┌─ STORED RECORDS

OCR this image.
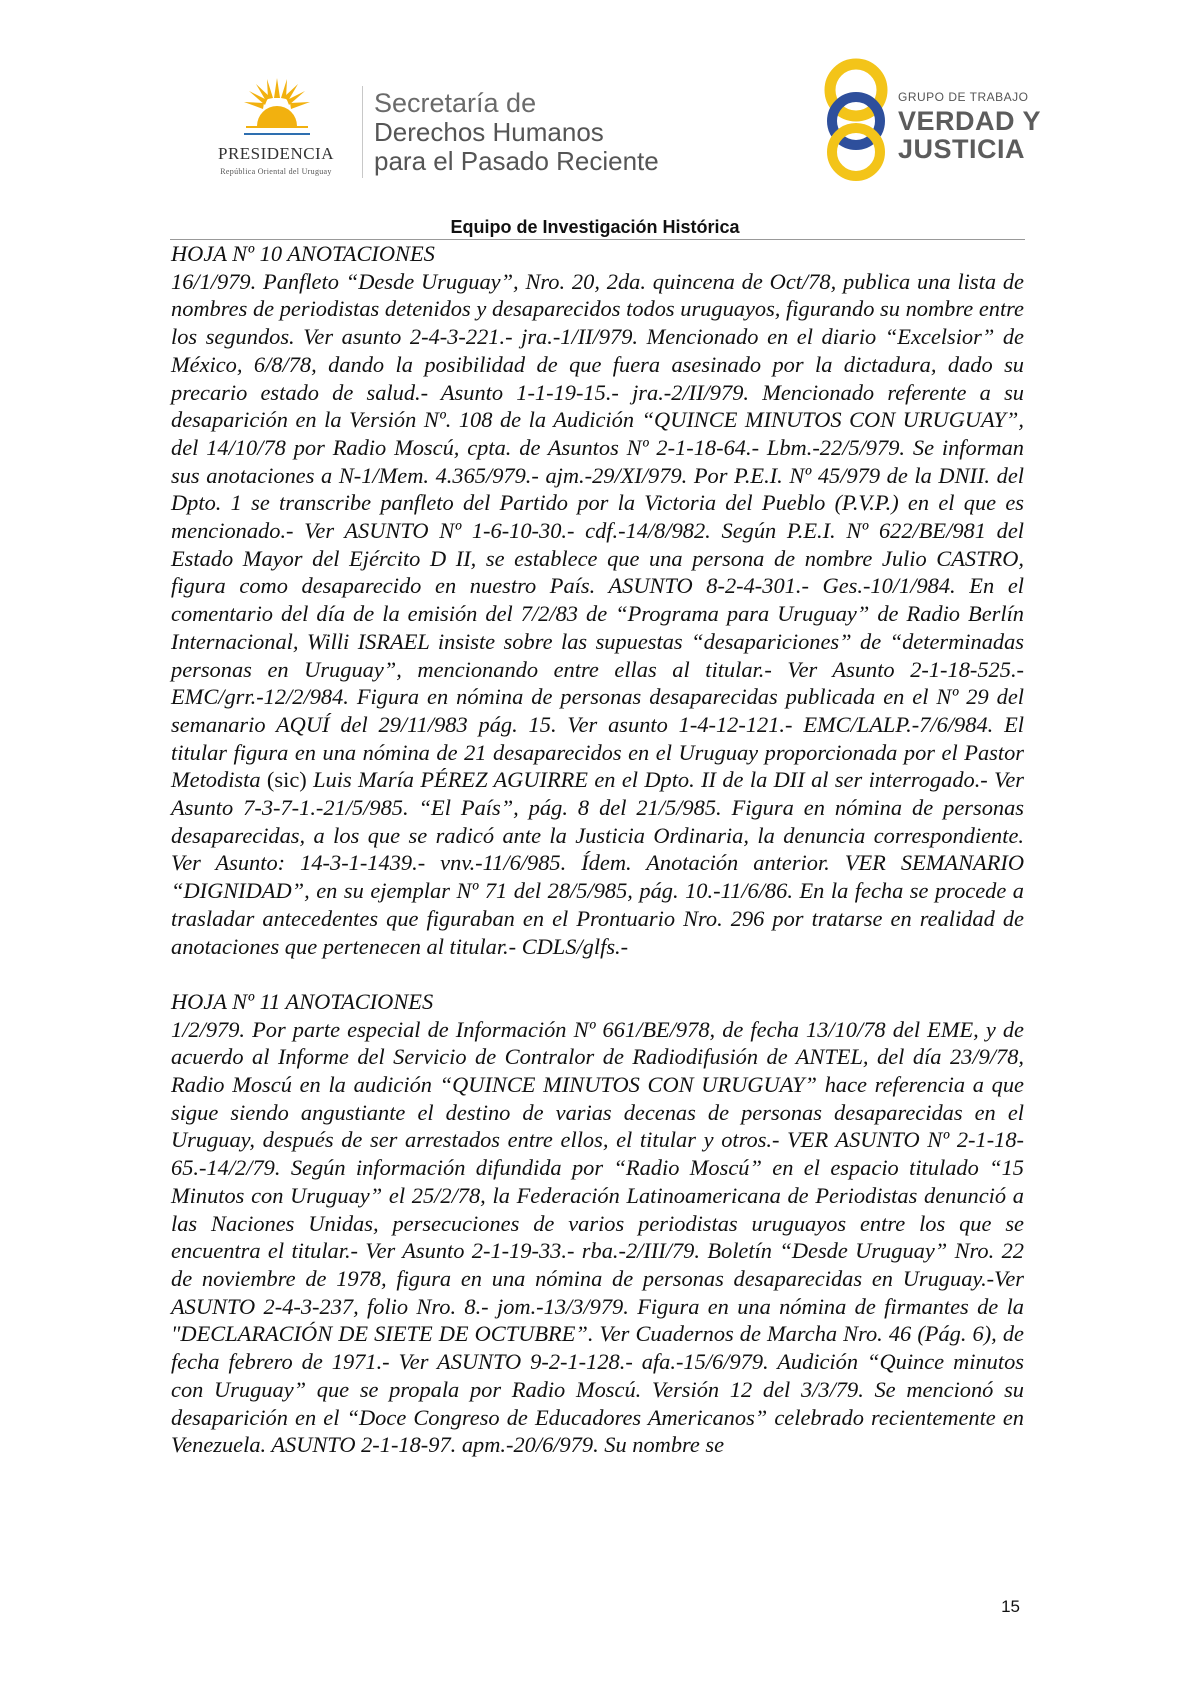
PRESIDENCIA
República Oriental del Uruguay
Secretaría de
Derechos Humanos
para el Pasado Reciente
GRUPO DE TRABAJO
VERDAD Y
JUSTICIA
Equipo de Investigación Histórica

HOJA Nº 10 ANOTACIONES

16/1/979. Panfleto “Desde Uruguay”, Nro. 20, 2da. quincena de Oct/78, publica una lista de nombres de periodistas detenidos y desaparecidos todos uruguayos, figurando su nombre entre los segundos. Ver asunto 2-4-3-221.- jra.-1/II/979. Mencionado en el diario “Excelsior” de México, 6/8/78, dando la posibilidad de que fuera asesinado por la dictadura, dado su precario estado de salud.- Asunto 1-1-19-15.- jra.-2/II/979. Mencionado referente a su desaparición en la Versión Nº. 108 de la Audición “QUINCE MINUTOS CON URUGUAY”, del 14/10/78 por Radio Moscú, cpta. de Asuntos Nº 2-1-18-64.- Lbm.-22/5/979. Se informan sus anotaciones a N-1/Mem. 4.365/979.- ajm.-29/XI/979. Por P.E.I. Nº 45/979 de la DNII. del Dpto. 1 se transcribe panfleto del Partido por la Victoria del Pueblo (P.V.P.) en el que es mencionado.- Ver ASUNTO Nº 1-6-10-30.- cdf.-14/8/982. Según P.E.I. Nº 622/BE/981 del Estado Mayor del Ejército D II, se establece que una persona de nombre Julio CASTRO, figura como desaparecido en nuestro País. ASUNTO 8-2-4-301.- Ges.-10/1/984. En el comentario del día de la emisión del 7/2/83 de “Programa para Uruguay” de Radio Berlín Internacional, Willi ISRAEL insiste sobre las supuestas “desapariciones” de “determinadas personas en Uruguay”, mencionando entre ellas al titular.- Ver Asunto 2-1-18-525.- EMC/grr.-12/2/984. Figura en nómina de personas desaparecidas publicada en el Nº 29 del semanario AQUÍ del 29/11/983 pág. 15. Ver asunto 1-4-12-121.- EMC/LALP.-7/6/984. El titular figura en una nómina de 21 desaparecidos en el Uruguay proporcionada por el Pastor Metodista (sic) Luis María PÉREZ AGUIRRE en el Dpto. II de la DII al ser interrogado.- Ver Asunto 7-3-7-1.-21/5/985. “El País”, pág. 8 del 21/5/985. Figura en nómina de personas desaparecidas, a los que se radicó ante la Justicia Ordinaria, la denuncia correspondiente. Ver Asunto: 14-3-1-1439.- vnv.-11/6/985. Ídem. Anotación anterior. VER SEMANARIO “DIGNIDAD”, en su ejemplar Nº 71 del 28/5/985, pág. 10.-11/6/86. En la fecha se procede a trasladar antecedentes que figuraban en el Prontuario Nro. 296 por tratarse en realidad de anotaciones que pertenecen al titular.- CDLS/glfs.-

HOJA Nº 11 ANOTACIONES

1/2/979. Por parte especial de Información Nº 661/BE/978, de fecha 13/10/78 del EME, y de acuerdo al Informe del Servicio de Contralor de Radiodifusión de ANTEL, del día 23/9/78, Radio Moscú en la audición “QUINCE MINUTOS CON URUGUAY” hace referencia a que sigue siendo angustiante el destino de varias decenas de personas desaparecidas en el Uruguay, después de ser arrestados entre ellos, el titular y otros.- VER ASUNTO Nº 2-1-18-65.-14/2/79. Según información difundida por “Radio Moscú” en el espacio titulado “15 Minutos con Uruguay” el 25/2/78, la Federación Latinoamericana de Periodistas denunció a las Naciones Unidas, persecuciones de varios periodistas uruguayos entre los que se encuentra el titular.- Ver Asunto 2-1-19-33.- rba.-2/III/79. Boletín “Desde Uruguay” Nro. 22 de noviembre de 1978, figura en una nómina de personas desaparecidas en Uruguay.-Ver ASUNTO 2-4-3-237, folio Nro. 8.- jom.-13/3/979. Figura en una nómina de firmantes de la "DECLARACIÓN DE SIETE DE OCTUBRE”. Ver Cuadernos de Marcha Nro. 46 (Pág. 6), de fecha febrero de 1971.- Ver ASUNTO 9-2-1-128.- afa.-15/6/979. Audición “Quince minutos con Uruguay” que se propala por Radio Moscú. Versión 12 del 3/3/79. Se mencionó su desaparición en el “Doce Congreso de Educadores Americanos” celebrado recientemente en Venezuela. ASUNTO 2-1-18-97. apm.-20/6/979. Su nombre se

15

└─

The answer is the number of lines in the preceding material that hold "HOJA"; write that number and nothing else.

2